Extract, from the records beneath this instruction, each line that contains the word "cases".

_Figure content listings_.
● ● ● ●

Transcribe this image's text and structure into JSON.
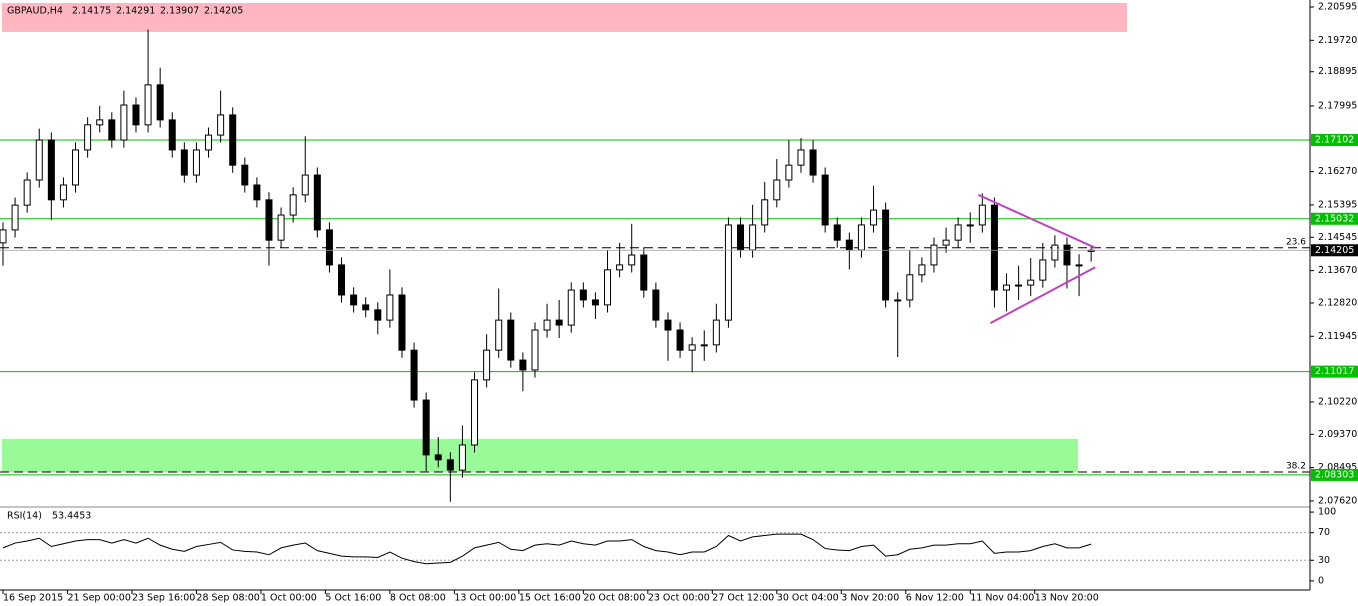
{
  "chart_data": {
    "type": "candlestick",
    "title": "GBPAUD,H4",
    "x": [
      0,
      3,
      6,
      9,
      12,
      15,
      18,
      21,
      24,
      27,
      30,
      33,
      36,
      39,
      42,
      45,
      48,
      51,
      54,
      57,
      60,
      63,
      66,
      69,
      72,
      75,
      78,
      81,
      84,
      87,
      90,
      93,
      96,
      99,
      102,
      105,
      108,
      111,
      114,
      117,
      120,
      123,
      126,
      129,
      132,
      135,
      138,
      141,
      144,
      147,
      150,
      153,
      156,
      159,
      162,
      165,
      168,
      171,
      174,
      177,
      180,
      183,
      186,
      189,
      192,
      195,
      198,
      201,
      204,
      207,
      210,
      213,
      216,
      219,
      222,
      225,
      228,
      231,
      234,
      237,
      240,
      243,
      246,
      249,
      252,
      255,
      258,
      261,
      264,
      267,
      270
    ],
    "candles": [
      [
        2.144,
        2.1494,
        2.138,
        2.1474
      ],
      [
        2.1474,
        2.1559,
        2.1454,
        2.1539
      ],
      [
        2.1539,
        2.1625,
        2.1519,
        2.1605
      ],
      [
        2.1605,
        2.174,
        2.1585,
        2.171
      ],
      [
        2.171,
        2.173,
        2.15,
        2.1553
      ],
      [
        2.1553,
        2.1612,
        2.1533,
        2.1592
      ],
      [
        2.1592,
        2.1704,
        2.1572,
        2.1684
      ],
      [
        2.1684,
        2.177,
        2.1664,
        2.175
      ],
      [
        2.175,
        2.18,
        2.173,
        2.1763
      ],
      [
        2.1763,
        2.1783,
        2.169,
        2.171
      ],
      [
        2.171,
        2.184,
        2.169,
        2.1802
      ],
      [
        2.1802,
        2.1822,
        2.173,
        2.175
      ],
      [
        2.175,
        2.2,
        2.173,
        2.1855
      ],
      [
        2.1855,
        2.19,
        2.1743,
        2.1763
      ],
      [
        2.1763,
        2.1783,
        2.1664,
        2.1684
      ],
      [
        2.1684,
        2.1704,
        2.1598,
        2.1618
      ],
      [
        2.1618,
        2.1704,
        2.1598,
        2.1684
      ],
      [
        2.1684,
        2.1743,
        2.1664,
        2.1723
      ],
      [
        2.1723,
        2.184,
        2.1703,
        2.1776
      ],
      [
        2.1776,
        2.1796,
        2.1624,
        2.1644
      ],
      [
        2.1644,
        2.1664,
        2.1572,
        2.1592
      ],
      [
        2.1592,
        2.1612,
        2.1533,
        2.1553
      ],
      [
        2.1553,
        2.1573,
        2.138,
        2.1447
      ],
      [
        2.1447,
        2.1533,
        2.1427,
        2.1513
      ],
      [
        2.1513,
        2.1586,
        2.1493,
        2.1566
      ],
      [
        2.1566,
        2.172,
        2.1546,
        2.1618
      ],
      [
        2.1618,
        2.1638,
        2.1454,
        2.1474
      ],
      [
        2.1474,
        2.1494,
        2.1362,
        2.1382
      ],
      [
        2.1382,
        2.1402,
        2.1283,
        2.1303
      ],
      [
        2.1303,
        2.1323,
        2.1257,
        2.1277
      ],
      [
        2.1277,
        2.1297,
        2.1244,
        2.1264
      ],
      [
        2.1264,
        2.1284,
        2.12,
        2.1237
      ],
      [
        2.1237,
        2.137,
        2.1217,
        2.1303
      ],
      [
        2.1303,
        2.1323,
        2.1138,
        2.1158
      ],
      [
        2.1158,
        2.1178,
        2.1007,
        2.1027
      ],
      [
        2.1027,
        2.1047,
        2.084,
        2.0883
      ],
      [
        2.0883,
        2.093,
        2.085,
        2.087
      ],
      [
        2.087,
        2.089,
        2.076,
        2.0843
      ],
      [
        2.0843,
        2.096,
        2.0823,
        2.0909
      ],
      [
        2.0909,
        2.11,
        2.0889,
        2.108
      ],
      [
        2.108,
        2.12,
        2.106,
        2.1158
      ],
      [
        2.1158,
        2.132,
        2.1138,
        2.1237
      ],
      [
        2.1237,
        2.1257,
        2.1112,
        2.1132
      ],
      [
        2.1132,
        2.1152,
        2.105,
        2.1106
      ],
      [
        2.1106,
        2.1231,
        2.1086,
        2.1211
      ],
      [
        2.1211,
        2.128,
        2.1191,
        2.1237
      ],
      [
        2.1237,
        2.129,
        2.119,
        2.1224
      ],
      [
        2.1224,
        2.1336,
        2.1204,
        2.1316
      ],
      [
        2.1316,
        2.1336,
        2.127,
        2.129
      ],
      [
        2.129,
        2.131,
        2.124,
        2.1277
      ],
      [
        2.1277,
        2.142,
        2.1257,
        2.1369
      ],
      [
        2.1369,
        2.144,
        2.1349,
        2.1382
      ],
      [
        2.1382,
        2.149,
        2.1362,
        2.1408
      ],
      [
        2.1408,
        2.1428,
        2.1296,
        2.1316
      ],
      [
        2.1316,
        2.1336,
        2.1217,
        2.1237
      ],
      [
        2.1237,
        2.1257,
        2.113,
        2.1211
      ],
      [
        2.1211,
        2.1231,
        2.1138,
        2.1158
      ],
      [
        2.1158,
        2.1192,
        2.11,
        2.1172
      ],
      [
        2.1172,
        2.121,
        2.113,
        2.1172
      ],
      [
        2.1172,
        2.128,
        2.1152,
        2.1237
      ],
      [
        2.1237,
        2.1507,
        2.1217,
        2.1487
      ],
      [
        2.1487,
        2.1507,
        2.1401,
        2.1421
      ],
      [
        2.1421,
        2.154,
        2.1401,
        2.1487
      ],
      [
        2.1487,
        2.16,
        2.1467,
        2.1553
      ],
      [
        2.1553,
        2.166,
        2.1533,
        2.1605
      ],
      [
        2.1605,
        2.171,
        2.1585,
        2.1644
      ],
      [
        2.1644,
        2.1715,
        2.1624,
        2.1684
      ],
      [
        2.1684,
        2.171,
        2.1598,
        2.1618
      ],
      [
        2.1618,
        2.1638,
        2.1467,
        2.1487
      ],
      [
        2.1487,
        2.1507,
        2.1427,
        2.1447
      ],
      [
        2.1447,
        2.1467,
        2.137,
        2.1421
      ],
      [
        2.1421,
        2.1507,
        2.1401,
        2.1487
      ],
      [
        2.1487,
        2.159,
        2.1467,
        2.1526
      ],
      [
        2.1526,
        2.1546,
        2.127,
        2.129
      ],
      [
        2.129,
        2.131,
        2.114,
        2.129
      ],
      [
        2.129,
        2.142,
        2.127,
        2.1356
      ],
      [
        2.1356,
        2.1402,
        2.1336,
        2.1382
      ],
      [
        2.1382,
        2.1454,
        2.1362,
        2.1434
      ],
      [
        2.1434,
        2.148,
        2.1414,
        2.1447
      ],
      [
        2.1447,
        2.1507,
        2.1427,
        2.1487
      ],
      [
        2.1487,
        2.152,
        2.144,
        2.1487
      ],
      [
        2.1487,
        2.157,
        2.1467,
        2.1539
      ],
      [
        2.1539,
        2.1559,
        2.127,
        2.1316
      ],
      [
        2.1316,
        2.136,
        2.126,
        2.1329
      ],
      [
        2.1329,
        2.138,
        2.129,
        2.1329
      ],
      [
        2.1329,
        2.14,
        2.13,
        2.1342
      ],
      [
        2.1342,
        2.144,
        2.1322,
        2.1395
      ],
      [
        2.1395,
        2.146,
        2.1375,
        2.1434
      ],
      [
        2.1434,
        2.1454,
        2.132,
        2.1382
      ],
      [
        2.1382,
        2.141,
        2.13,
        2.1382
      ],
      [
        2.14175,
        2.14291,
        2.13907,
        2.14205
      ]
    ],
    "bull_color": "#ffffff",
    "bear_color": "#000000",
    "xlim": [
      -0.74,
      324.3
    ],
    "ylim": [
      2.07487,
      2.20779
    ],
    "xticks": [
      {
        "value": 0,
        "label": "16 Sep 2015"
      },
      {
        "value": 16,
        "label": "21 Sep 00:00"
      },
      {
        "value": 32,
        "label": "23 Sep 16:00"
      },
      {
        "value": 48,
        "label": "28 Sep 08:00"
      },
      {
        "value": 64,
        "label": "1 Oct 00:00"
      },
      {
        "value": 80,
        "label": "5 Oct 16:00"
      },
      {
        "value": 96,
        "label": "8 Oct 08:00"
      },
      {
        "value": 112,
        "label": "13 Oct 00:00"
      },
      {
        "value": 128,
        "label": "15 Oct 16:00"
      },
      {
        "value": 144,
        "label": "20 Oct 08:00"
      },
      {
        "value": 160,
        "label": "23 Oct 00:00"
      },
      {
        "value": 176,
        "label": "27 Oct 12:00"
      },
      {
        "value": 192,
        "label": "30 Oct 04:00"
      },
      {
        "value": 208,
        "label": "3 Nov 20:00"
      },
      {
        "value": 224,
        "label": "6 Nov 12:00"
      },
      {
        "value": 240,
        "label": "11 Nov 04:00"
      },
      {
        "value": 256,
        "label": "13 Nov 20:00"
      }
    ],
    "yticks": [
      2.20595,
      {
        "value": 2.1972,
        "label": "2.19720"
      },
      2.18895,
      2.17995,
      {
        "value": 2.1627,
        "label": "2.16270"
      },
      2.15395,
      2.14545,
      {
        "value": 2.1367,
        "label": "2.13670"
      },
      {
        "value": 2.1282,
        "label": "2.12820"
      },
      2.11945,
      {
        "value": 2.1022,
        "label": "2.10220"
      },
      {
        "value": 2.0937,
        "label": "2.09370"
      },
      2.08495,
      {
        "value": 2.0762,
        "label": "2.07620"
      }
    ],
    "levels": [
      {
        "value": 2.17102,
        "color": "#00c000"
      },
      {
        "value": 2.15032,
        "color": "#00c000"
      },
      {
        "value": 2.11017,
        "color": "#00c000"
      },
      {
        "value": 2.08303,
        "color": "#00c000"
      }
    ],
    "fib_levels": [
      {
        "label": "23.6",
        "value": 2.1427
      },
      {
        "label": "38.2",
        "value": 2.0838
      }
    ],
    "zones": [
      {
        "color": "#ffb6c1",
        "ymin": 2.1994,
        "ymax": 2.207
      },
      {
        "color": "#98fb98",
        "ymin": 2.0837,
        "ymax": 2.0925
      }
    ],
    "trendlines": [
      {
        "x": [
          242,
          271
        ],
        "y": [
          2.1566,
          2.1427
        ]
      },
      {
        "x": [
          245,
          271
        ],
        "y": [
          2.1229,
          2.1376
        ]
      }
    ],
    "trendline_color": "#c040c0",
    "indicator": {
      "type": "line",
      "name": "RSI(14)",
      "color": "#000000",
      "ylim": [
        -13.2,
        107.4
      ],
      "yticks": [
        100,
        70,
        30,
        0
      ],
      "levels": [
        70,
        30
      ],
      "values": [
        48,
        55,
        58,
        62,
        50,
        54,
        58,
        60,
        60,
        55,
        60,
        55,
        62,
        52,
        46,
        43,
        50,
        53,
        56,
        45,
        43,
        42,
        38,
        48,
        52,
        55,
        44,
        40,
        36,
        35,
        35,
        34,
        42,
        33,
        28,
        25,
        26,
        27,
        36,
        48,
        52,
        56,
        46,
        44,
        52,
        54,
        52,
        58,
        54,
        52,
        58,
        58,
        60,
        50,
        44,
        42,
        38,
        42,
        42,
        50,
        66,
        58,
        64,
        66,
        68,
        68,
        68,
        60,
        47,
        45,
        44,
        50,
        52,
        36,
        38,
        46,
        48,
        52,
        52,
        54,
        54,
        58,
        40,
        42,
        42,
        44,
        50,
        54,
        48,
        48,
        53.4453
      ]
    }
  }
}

● ● ● ●

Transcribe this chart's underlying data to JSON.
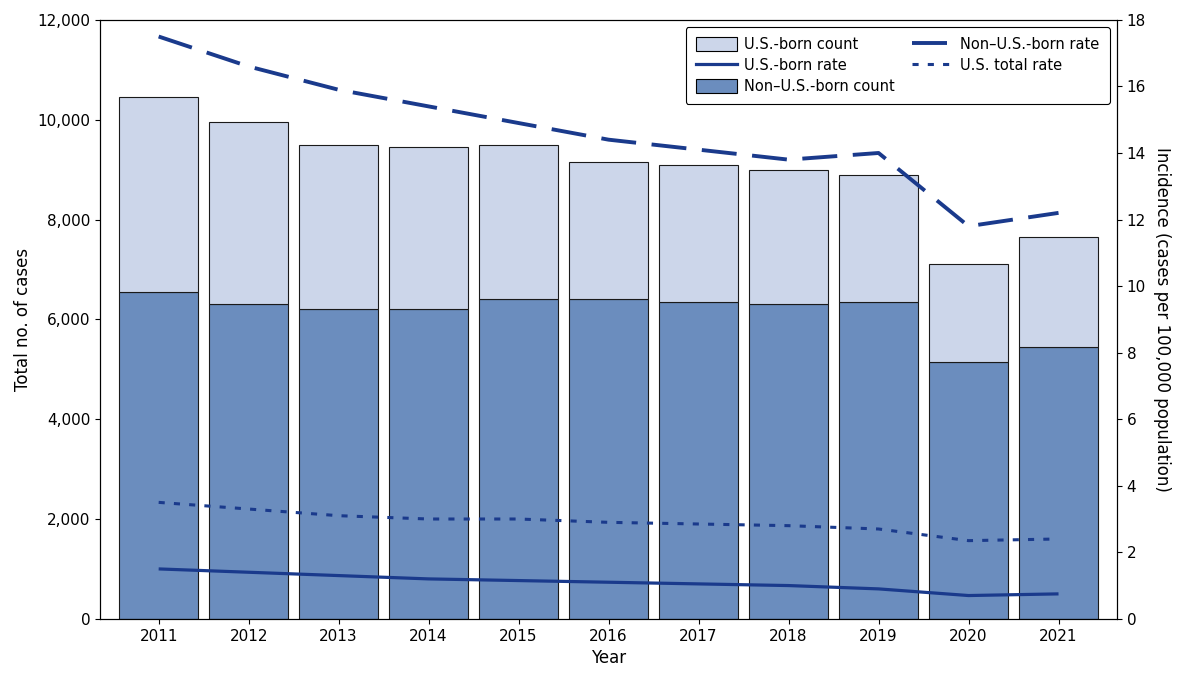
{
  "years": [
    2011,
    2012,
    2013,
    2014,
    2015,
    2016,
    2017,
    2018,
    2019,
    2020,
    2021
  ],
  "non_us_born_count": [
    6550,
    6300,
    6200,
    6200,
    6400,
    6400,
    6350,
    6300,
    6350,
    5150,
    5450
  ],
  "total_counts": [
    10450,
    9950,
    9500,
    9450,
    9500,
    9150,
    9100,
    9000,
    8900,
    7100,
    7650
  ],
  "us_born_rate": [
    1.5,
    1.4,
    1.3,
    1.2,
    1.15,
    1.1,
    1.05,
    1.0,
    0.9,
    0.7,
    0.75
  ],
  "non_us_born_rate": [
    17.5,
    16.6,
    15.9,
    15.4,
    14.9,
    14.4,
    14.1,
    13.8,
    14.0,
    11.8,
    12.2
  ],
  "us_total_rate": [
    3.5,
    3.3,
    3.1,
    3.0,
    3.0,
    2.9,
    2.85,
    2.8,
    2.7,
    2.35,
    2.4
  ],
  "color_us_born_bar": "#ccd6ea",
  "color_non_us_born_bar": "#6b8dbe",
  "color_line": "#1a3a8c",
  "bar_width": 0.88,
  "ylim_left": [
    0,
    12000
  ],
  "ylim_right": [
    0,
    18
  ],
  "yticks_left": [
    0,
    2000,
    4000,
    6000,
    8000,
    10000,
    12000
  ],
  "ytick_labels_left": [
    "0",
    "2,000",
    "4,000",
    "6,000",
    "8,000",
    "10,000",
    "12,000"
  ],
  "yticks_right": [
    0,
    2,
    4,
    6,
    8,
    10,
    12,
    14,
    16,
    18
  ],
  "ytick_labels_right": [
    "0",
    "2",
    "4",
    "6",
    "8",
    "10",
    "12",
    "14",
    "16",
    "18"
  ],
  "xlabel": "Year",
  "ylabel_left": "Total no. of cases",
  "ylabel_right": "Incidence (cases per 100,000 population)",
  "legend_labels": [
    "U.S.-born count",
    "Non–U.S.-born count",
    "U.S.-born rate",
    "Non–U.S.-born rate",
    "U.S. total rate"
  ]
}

● ● ● ●

_REPLY TO THE TASK_.
  "ylabel_left": "Total no. of cases",
  "ylabel_right": "Incidence (cases per 100,000 population)",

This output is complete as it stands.